Gekozen fragment:
# # # # #

Na ons bezoekje aan het appartement nemen mijn collega en ik afscheid en keren we met de metro terug naar ons hotel. We willen ons immers een beetje opfrissen en omkleden voor het diner bij Baltard au Louvre.
Helemaal opgedirkt begeven we ons opnieuw naar de metro. We moeten overstappen in Strasbourg en daar loopt het mis. Om de één of andere reden weigert het metrostel te vertrekken en we zijn op dat moment eigenlijk al te laat voor onze afspraak. Heel ongewoon, want de Parijse metro’s (hoewel verschrikkelijk warm en oncomfortabel) volgen elkaar snel op en vertrekken meestal een paar seconden nadat ze gestopt zijn aan het perron. We beslissen om af te stappen en de rest van de weg te voet te gaan, uiteindelijk moeten we nog maar twee haltes met de metro. Net op het moment dat wij terug op het perron staan, horen we het geluid van de sluitende deuren. Mijn collega slaagt er nog net in op het metrostel te springen, maar bij mij gaan de deuren voor mijn neus dicht. Oeps…
Ik besluit bij het oorspronkelijke plan te blijven en te voet verder te gaan. Ondertussen bezorg ik via whatsapp de nodige instructies aan mijn collega, want die heeft noch het adres, noch de naam van het restaurant genoteerd. Uiteindelijk blijkt het voorval snel vergeten, dankzij googlemaps komen we allebei tegelijkertijd aan bij Baltard au Louvre, een half uur later dan gepland. En dan maak ik mij opnieuw de bedenking: hoe zouden we zo’n situatie vroeger zonder smartphones opgelost hebben?
Wat volgt is een ware topavond bij Baltard au Louvre. Heerlijk eten, uitstekende wijn, een vallende ficus die mij zeker tien minuten de slappe lach bezorgt en mijn eerste kennismaking met het concept van mulesing (klinkt als dierenmishandeling, als je het mij vraagt). Na het diner komt de Vlaamse chef van Baltard au Louvre, Ewout Vranckx, even een babbeltje doen. Sympathieke gast die geweldig goed kan koken. We complimenteren hem uitgebreid, maar hij blijft bescheiden. Een man naar mijn hart.

# # # # #

Opdracht a:
Geef uit het fragment over de avond in Parijs letterlijk de passage terug van "Na ons bezoekje" tot en met "diner bij Baltard au Louvre.".
Het fragment en de rijen staan los van elkaar.

Annotaties van pagina-elementen
# # # # #

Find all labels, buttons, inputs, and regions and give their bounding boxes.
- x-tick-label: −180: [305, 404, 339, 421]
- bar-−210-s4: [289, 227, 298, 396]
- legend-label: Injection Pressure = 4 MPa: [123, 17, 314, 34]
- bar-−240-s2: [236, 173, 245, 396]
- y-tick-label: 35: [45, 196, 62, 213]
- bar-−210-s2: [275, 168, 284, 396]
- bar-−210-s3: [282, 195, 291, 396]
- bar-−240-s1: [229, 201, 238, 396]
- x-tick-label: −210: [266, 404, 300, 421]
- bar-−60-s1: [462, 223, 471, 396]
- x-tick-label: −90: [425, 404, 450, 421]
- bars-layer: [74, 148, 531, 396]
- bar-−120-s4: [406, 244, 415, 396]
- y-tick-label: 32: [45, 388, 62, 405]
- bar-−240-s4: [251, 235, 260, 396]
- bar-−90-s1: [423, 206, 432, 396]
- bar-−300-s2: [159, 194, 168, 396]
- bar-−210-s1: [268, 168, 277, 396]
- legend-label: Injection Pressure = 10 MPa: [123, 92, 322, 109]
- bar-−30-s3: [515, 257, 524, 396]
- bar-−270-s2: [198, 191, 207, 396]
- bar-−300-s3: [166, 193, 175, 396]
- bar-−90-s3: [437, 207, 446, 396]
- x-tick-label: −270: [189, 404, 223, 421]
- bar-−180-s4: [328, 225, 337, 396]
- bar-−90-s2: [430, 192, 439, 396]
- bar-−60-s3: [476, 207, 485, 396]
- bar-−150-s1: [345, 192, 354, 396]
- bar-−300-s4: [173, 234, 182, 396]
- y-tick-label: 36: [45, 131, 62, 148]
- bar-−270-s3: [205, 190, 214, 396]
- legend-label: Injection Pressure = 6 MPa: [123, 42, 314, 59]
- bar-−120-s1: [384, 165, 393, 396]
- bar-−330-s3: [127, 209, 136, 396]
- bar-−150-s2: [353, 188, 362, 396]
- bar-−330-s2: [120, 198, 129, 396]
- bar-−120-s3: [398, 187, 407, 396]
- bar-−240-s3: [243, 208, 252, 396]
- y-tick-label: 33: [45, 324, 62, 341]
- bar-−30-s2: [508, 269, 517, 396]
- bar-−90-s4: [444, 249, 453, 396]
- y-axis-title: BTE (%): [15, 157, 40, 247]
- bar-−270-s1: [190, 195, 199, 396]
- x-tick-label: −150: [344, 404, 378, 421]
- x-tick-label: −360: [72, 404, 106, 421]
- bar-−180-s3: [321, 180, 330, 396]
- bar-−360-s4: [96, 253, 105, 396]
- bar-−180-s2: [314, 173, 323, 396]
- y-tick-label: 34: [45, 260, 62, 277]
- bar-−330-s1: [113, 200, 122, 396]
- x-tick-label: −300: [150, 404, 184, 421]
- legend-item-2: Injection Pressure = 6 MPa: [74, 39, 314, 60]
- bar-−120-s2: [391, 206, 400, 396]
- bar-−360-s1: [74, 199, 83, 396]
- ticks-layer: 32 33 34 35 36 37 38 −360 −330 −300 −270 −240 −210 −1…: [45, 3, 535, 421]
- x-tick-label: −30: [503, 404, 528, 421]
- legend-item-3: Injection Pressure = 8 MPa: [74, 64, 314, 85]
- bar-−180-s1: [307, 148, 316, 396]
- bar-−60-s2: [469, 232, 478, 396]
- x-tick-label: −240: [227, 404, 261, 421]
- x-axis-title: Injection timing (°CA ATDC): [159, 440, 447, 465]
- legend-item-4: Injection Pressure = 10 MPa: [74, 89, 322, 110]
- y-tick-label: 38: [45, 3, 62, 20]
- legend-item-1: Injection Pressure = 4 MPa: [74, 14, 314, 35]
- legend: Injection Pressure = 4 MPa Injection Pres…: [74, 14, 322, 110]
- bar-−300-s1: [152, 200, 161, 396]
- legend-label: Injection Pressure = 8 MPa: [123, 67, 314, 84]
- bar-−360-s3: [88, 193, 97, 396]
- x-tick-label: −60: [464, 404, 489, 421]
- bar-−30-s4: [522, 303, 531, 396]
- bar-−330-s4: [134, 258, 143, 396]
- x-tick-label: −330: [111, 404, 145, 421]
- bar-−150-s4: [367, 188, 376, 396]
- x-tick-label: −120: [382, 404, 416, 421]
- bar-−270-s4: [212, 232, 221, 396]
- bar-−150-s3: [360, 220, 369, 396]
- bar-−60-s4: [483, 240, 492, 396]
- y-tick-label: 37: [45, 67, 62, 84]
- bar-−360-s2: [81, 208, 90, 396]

# # # # #

Opdracht b:
Typ de rijen woordelijk over, van de eerste rij tot en met de rij met "- bar-−120-s3: [398, 187, 407, 396]", en verder niets.

Uitgewerkte oplossing a:
Na ons bezoekje aan het appartement nemen mijn collega en ik afscheid en keren we met de metro terug naar ons hotel. We willen ons immers een beetje opfrissen en omkleden voor het diner bij Baltard au Louvre.

Uitgewerkte oplossing b:
Find all labels, buttons, inputs, and regions and give their bounding boxes.
- x-tick-label: −180: [305, 404, 339, 421]
- bar-−210-s4: [289, 227, 298, 396]
- legend-label: Injection Pressure = 4 MPa: [123, 17, 314, 34]
- bar-−240-s2: [236, 173, 245, 396]
- y-tick-label: 35: [45, 196, 62, 213]
- bar-−210-s2: [275, 168, 284, 396]
- bar-−210-s3: [282, 195, 291, 396]
- bar-−240-s1: [229, 201, 238, 396]
- x-tick-label: −210: [266, 404, 300, 421]
- bar-−60-s1: [462, 223, 471, 396]
- x-tick-label: −90: [425, 404, 450, 421]
- bars-layer: [74, 148, 531, 396]
- bar-−120-s4: [406, 244, 415, 396]
- y-tick-label: 32: [45, 388, 62, 405]
- bar-−240-s4: [251, 235, 260, 396]
- bar-−90-s1: [423, 206, 432, 396]
- bar-−300-s2: [159, 194, 168, 396]
- bar-−210-s1: [268, 168, 277, 396]
- legend-label: Injection Pressure = 10 MPa: [123, 92, 322, 109]
- bar-−30-s3: [515, 257, 524, 396]
- bar-−270-s2: [198, 191, 207, 396]
- bar-−300-s3: [166, 193, 175, 396]
- bar-−90-s3: [437, 207, 446, 396]
- x-tick-label: −270: [189, 404, 223, 421]
- bar-−180-s4: [328, 225, 337, 396]
- bar-−90-s2: [430, 192, 439, 396]
- bar-−60-s3: [476, 207, 485, 396]
- bar-−150-s1: [345, 192, 354, 396]
- bar-−300-s4: [173, 234, 182, 396]
- y-tick-label: 36: [45, 131, 62, 148]
- bar-−270-s3: [205, 190, 214, 396]
- legend-label: Injection Pressure = 6 MPa: [123, 42, 314, 59]
- bar-−120-s1: [384, 165, 393, 396]
- bar-−330-s3: [127, 209, 136, 396]
- bar-−150-s2: [353, 188, 362, 396]
- bar-−330-s2: [120, 198, 129, 396]
- bar-−120-s3: [398, 187, 407, 396]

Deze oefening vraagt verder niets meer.